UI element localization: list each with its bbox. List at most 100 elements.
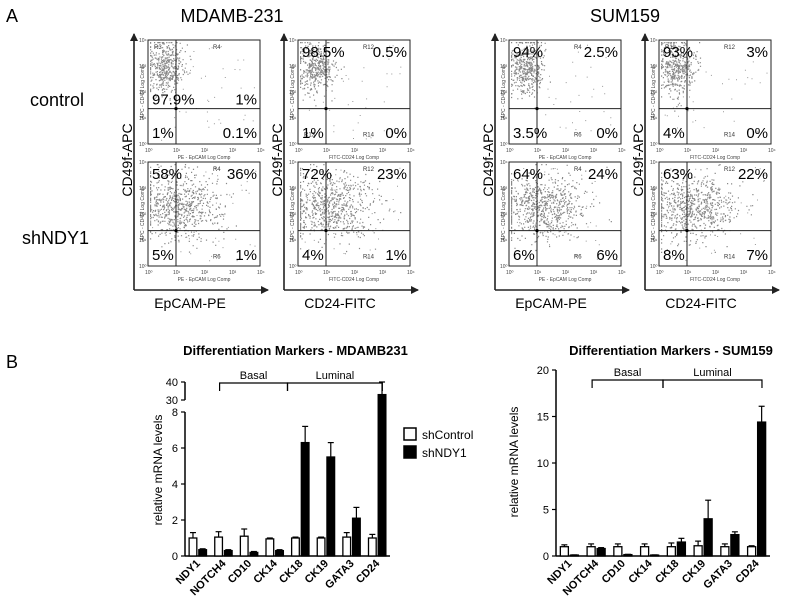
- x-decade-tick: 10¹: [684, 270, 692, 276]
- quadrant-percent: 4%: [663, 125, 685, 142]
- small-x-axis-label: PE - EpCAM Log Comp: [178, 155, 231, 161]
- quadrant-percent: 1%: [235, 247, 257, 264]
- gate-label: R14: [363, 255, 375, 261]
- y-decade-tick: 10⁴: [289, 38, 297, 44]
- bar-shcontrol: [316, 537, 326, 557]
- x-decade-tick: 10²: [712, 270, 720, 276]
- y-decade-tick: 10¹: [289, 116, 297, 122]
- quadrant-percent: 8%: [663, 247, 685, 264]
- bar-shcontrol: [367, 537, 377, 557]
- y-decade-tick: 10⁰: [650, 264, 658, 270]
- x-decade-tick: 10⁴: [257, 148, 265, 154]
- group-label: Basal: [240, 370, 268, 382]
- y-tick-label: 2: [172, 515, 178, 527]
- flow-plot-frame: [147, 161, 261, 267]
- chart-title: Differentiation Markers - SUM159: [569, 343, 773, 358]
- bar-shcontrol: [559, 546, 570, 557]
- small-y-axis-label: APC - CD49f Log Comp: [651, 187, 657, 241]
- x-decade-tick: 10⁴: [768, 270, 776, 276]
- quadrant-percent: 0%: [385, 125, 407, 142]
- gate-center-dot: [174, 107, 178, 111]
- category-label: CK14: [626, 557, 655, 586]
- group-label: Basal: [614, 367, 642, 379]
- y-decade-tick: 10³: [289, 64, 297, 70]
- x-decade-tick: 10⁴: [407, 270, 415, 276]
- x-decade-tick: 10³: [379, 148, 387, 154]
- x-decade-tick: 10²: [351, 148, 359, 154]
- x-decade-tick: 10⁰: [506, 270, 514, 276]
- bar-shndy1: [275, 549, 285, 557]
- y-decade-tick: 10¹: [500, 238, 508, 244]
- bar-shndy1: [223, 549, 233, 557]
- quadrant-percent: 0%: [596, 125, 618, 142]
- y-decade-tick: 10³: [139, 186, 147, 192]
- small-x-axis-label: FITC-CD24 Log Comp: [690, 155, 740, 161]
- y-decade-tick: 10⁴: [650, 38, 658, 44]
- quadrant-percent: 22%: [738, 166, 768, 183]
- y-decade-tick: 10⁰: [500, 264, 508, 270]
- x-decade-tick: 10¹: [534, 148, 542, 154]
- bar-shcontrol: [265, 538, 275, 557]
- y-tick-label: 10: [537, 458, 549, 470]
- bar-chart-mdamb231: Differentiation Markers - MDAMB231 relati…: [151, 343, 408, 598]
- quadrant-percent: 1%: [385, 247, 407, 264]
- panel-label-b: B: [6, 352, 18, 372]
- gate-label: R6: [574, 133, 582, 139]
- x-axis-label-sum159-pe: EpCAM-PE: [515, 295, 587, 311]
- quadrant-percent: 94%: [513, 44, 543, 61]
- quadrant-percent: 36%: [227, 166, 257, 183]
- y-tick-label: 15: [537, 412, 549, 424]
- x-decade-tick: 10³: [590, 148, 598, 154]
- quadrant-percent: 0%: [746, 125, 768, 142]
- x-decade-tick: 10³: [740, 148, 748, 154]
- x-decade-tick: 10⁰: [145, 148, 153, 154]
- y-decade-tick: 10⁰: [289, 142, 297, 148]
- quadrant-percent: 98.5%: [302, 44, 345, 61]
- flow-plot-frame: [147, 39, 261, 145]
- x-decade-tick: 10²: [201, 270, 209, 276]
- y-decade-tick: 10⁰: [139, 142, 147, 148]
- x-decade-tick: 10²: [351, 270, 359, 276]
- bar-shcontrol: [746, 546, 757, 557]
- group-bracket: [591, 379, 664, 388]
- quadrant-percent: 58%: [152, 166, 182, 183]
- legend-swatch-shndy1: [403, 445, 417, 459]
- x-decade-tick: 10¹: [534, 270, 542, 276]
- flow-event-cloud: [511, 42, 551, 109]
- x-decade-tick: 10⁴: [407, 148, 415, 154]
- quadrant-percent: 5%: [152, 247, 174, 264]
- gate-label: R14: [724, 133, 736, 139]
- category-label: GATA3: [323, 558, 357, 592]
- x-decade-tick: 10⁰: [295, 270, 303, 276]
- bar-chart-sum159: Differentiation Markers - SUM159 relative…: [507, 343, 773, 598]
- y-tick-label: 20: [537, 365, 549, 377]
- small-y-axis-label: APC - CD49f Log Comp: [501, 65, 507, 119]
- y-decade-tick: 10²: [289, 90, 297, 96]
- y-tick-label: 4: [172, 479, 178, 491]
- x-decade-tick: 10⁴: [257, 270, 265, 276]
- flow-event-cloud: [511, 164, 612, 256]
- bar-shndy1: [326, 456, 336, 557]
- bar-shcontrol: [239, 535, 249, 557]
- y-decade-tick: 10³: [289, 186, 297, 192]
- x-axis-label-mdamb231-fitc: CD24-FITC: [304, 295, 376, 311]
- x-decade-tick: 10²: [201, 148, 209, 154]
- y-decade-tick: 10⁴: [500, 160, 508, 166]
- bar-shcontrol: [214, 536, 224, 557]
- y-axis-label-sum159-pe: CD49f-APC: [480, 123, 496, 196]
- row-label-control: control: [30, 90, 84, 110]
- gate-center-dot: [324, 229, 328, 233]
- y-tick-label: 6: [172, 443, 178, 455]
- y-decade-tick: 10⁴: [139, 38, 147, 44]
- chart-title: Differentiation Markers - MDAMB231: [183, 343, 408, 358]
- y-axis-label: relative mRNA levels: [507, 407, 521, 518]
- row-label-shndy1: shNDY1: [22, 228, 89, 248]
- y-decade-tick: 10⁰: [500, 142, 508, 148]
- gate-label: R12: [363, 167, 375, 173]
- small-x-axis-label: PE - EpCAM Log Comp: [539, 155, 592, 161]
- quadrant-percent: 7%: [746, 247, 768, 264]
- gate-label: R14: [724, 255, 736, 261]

## REQUIRED ACTION
Pick out the lines above that hold the string "center" and show them.

## EXERCISE OUTPUT
- gate-center-dot: [174, 107, 178, 111]
- gate-center-dot: [324, 229, 328, 233]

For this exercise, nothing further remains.